• [Work to complete]
Write out every line of the material as it stands, apart from the pictures.

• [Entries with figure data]

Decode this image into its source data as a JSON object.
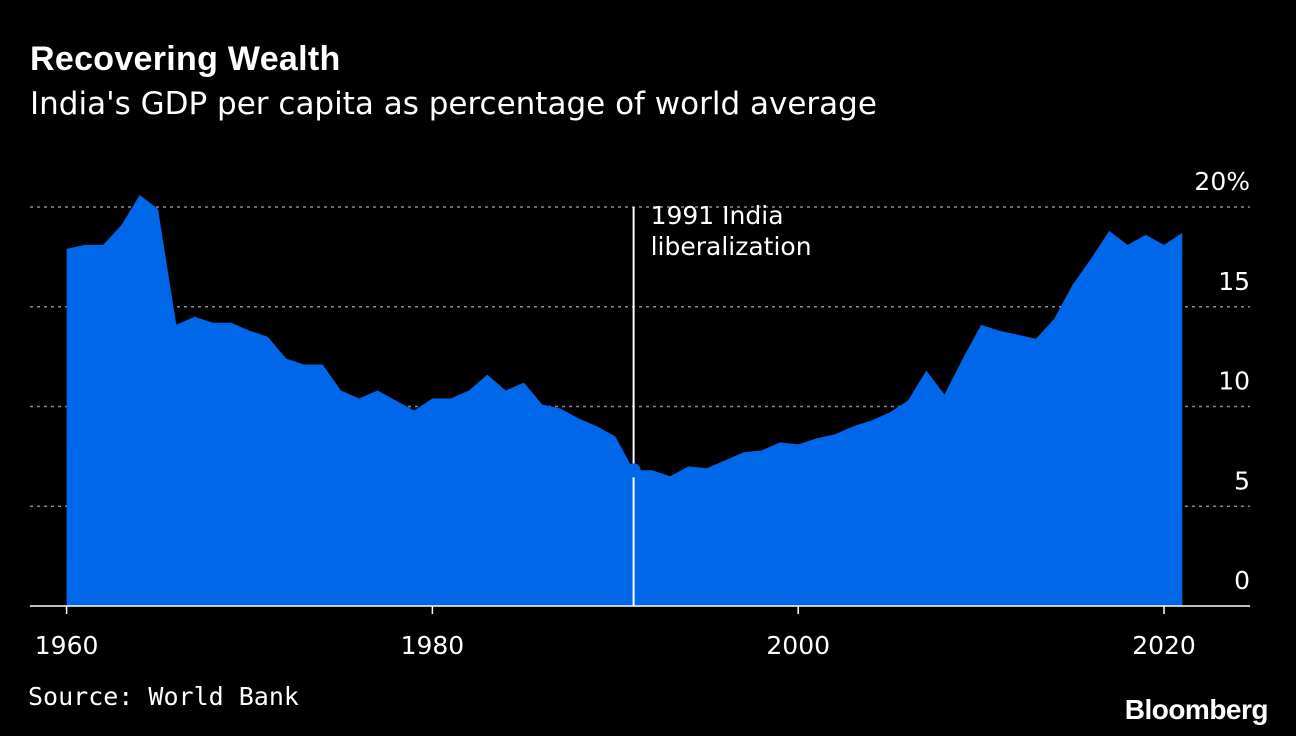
{
  "header": {
    "title": "Recovering Wealth",
    "subtitle": "India's GDP per capita as percentage of world average"
  },
  "footer": {
    "source": "Source: World Bank",
    "brand": "Bloomberg"
  },
  "colors": {
    "area": "#0068E8",
    "background": "#000000",
    "grid": "#8a8a8a",
    "text": "#ffffff"
  },
  "chart_data": {
    "type": "area",
    "title": "Recovering Wealth",
    "subtitle": "India's GDP per capita as percentage of world average",
    "xlabel": "",
    "ylabel": "",
    "xlim": [
      1958,
      2024.7
    ],
    "ylim": [
      0,
      20
    ],
    "grid": true,
    "x_ticks": [
      1960,
      1980,
      2000,
      2020
    ],
    "x_tick_labels": [
      "1960",
      "1980",
      "2000",
      "2020"
    ],
    "y_ticks": [
      0,
      5,
      10,
      15,
      20
    ],
    "y_tick_labels": [
      "0",
      "5",
      "10",
      "15",
      "20%"
    ],
    "series": [
      {
        "name": "India GDP per capita (% of world average)",
        "x": [
          1960,
          1961,
          1962,
          1963,
          1964,
          1965,
          1966,
          1967,
          1968,
          1969,
          1970,
          1971,
          1972,
          1973,
          1974,
          1975,
          1976,
          1977,
          1978,
          1979,
          1980,
          1981,
          1982,
          1983,
          1984,
          1985,
          1986,
          1987,
          1988,
          1989,
          1990,
          1991,
          1992,
          1993,
          1994,
          1995,
          1996,
          1997,
          1998,
          1999,
          2000,
          2001,
          2002,
          2003,
          2004,
          2005,
          2006,
          2007,
          2008,
          2009,
          2010,
          2011,
          2012,
          2013,
          2014,
          2015,
          2016,
          2017,
          2018,
          2019,
          2020,
          2021
        ],
        "values": [
          17.9,
          18.1,
          18.1,
          19.1,
          20.6,
          19.9,
          14.1,
          14.5,
          14.2,
          14.2,
          13.8,
          13.5,
          12.4,
          12.1,
          12.1,
          10.8,
          10.4,
          10.8,
          10.3,
          9.8,
          10.4,
          10.4,
          10.8,
          11.6,
          10.8,
          11.2,
          10.1,
          9.9,
          9.4,
          9.0,
          8.5,
          6.8,
          6.8,
          6.5,
          7.0,
          6.9,
          7.3,
          7.7,
          7.8,
          8.2,
          8.1,
          8.4,
          8.6,
          9.0,
          9.3,
          9.7,
          10.3,
          11.8,
          10.6,
          12.4,
          14.1,
          13.8,
          13.6,
          13.4,
          14.4,
          16.1,
          17.4,
          18.8,
          18.1,
          18.6,
          18.1,
          18.7
        ]
      }
    ],
    "annotations": [
      {
        "x": 1991,
        "value": 6.8,
        "label_lines": [
          "1991 India",
          "liberalization"
        ]
      }
    ]
  }
}
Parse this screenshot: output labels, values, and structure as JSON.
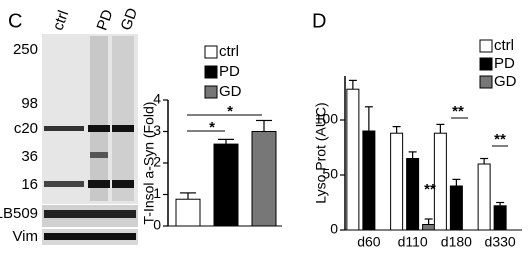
{
  "panel_labels": [
    "C",
    "D"
  ],
  "blot": {
    "lanes": [
      "ctrl",
      "PD",
      "GD"
    ],
    "markers": [
      "250",
      "98",
      "c20",
      "36",
      "16",
      "LB509",
      "Vim"
    ]
  },
  "chart_data": [
    {
      "type": "bar",
      "ylabel": "T-Insol a-Syn (Fold)",
      "categories": [
        null
      ],
      "series": [
        {
          "name": "ctrl",
          "color": "#ffffff",
          "values": [
            0.85
          ],
          "errors": [
            0.2
          ]
        },
        {
          "name": "PD",
          "color": "#000000",
          "values": [
            2.6
          ],
          "errors": [
            0.15
          ]
        },
        {
          "name": "GD",
          "color": "#777777",
          "values": [
            3.0
          ],
          "errors": [
            0.35
          ]
        }
      ],
      "ylim": [
        0,
        4
      ],
      "yticks": [
        0,
        1,
        2,
        3,
        4
      ],
      "legend": "upper right",
      "annotations": [
        "*",
        "*"
      ]
    },
    {
      "type": "bar",
      "ylabel": "Lyso Prot (AUC)",
      "categories": [
        "d60",
        "d110",
        "d180",
        "d330"
      ],
      "series": [
        {
          "name": "ctrl",
          "color": "#ffffff",
          "values": [
            128,
            88,
            88,
            60
          ],
          "errors": [
            8,
            6,
            8,
            5
          ]
        },
        {
          "name": "PD",
          "color": "#000000",
          "values": [
            90,
            65,
            40,
            22
          ],
          "errors": [
            22,
            6,
            6,
            3
          ]
        },
        {
          "name": "GD",
          "color": "#777777",
          "values": [
            null,
            5,
            null,
            null
          ],
          "errors": [
            null,
            5,
            null,
            null
          ]
        }
      ],
      "ylim": [
        0,
        140
      ],
      "yticks": [
        0,
        50,
        100
      ],
      "legend": "upper right",
      "annotations": [
        "**",
        "**",
        "**"
      ]
    }
  ]
}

• [Answer for this exercise]
Decode this image into its source data as a JSON object.
{
  "header": {
    "title": "Recovering Wealth",
    "subtitle": "India's GDP per capita as percentage of world average"
  },
  "footer": {
    "source": "Source: World Bank",
    "brand": "Bloomberg"
  },
  "colors": {
    "area": "#0068E8",
    "background": "#000000",
    "grid": "#8a8a8a",
    "text": "#ffffff"
  },
  "chart_data": {
    "type": "area",
    "title": "Recovering Wealth",
    "subtitle": "India's GDP per capita as percentage of world average",
    "xlabel": "",
    "ylabel": "",
    "xlim": [
      1958,
      2024.7
    ],
    "ylim": [
      0,
      20
    ],
    "grid": true,
    "x_ticks": [
      1960,
      1980,
      2000,
      2020
    ],
    "x_tick_labels": [
      "1960",
      "1980",
      "2000",
      "2020"
    ],
    "y_ticks": [
      0,
      5,
      10,
      15,
      20
    ],
    "y_tick_labels": [
      "0",
      "5",
      "10",
      "15",
      "20%"
    ],
    "series": [
      {
        "name": "India GDP per capita (% of world average)",
        "x": [
          1960,
          1961,
          1962,
          1963,
          1964,
          1965,
          1966,
          1967,
          1968,
          1969,
          1970,
          1971,
          1972,
          1973,
          1974,
          1975,
          1976,
          1977,
          1978,
          1979,
          1980,
          1981,
          1982,
          1983,
          1984,
          1985,
          1986,
          1987,
          1988,
          1989,
          1990,
          1991,
          1992,
          1993,
          1994,
          1995,
          1996,
          1997,
          1998,
          1999,
          2000,
          2001,
          2002,
          2003,
          2004,
          2005,
          2006,
          2007,
          2008,
          2009,
          2010,
          2011,
          2012,
          2013,
          2014,
          2015,
          2016,
          2017,
          2018,
          2019,
          2020,
          2021
        ],
        "values": [
          17.9,
          18.1,
          18.1,
          19.1,
          20.6,
          19.9,
          14.1,
          14.5,
          14.2,
          14.2,
          13.8,
          13.5,
          12.4,
          12.1,
          12.1,
          10.8,
          10.4,
          10.8,
          10.3,
          9.8,
          10.4,
          10.4,
          10.8,
          11.6,
          10.8,
          11.2,
          10.1,
          9.9,
          9.4,
          9.0,
          8.5,
          6.8,
          6.8,
          6.5,
          7.0,
          6.9,
          7.3,
          7.7,
          7.8,
          8.2,
          8.1,
          8.4,
          8.6,
          9.0,
          9.3,
          9.7,
          10.3,
          11.8,
          10.6,
          12.4,
          14.1,
          13.8,
          13.6,
          13.4,
          14.4,
          16.1,
          17.4,
          18.8,
          18.1,
          18.6,
          18.1,
          18.7
        ]
      }
    ],
    "annotations": [
      {
        "x": 1991,
        "value": 6.8,
        "label_lines": [
          "1991 India",
          "liberalization"
        ]
      }
    ]
  }
}
Parse this screenshot: output labels, values, and structure as JSON.
{
  "panel_labels": [
    "C",
    "D"
  ],
  "blot": {
    "lanes": [
      "ctrl",
      "PD",
      "GD"
    ],
    "markers": [
      "250",
      "98",
      "c20",
      "36",
      "16",
      "LB509",
      "Vim"
    ]
  },
  "chart_data": [
    {
      "type": "bar",
      "ylabel": "T-Insol a-Syn (Fold)",
      "categories": [
        null
      ],
      "series": [
        {
          "name": "ctrl",
          "color": "#ffffff",
          "values": [
            0.85
          ],
          "errors": [
            0.2
          ]
        },
        {
          "name": "PD",
          "color": "#000000",
          "values": [
            2.6
          ],
          "errors": [
            0.15
          ]
        },
        {
          "name": "GD",
          "color": "#777777",
          "values": [
            3.0
          ],
          "errors": [
            0.35
          ]
        }
      ],
      "ylim": [
        0,
        4
      ],
      "yticks": [
        0,
        1,
        2,
        3,
        4
      ],
      "legend": "upper right",
      "annotations": [
        "*",
        "*"
      ]
    },
    {
      "type": "bar",
      "ylabel": "Lyso Prot (AUC)",
      "categories": [
        "d60",
        "d110",
        "d180",
        "d330"
      ],
      "series": [
        {
          "name": "ctrl",
          "color": "#ffffff",
          "values": [
            128,
            88,
            88,
            60
          ],
          "errors": [
            8,
            6,
            8,
            5
          ]
        },
        {
          "name": "PD",
          "color": "#000000",
          "values": [
            90,
            65,
            40,
            22
          ],
          "errors": [
            22,
            6,
            6,
            3
          ]
        },
        {
          "name": "GD",
          "color": "#777777",
          "values": [
            null,
            5,
            null,
            null
          ],
          "errors": [
            null,
            5,
            null,
            null
          ]
        }
      ],
      "ylim": [
        0,
        140
      ],
      "yticks": [
        0,
        50,
        100
      ],
      "legend": "upper right",
      "annotations": [
        "**",
        "**",
        "**"
      ]
    }
  ]
}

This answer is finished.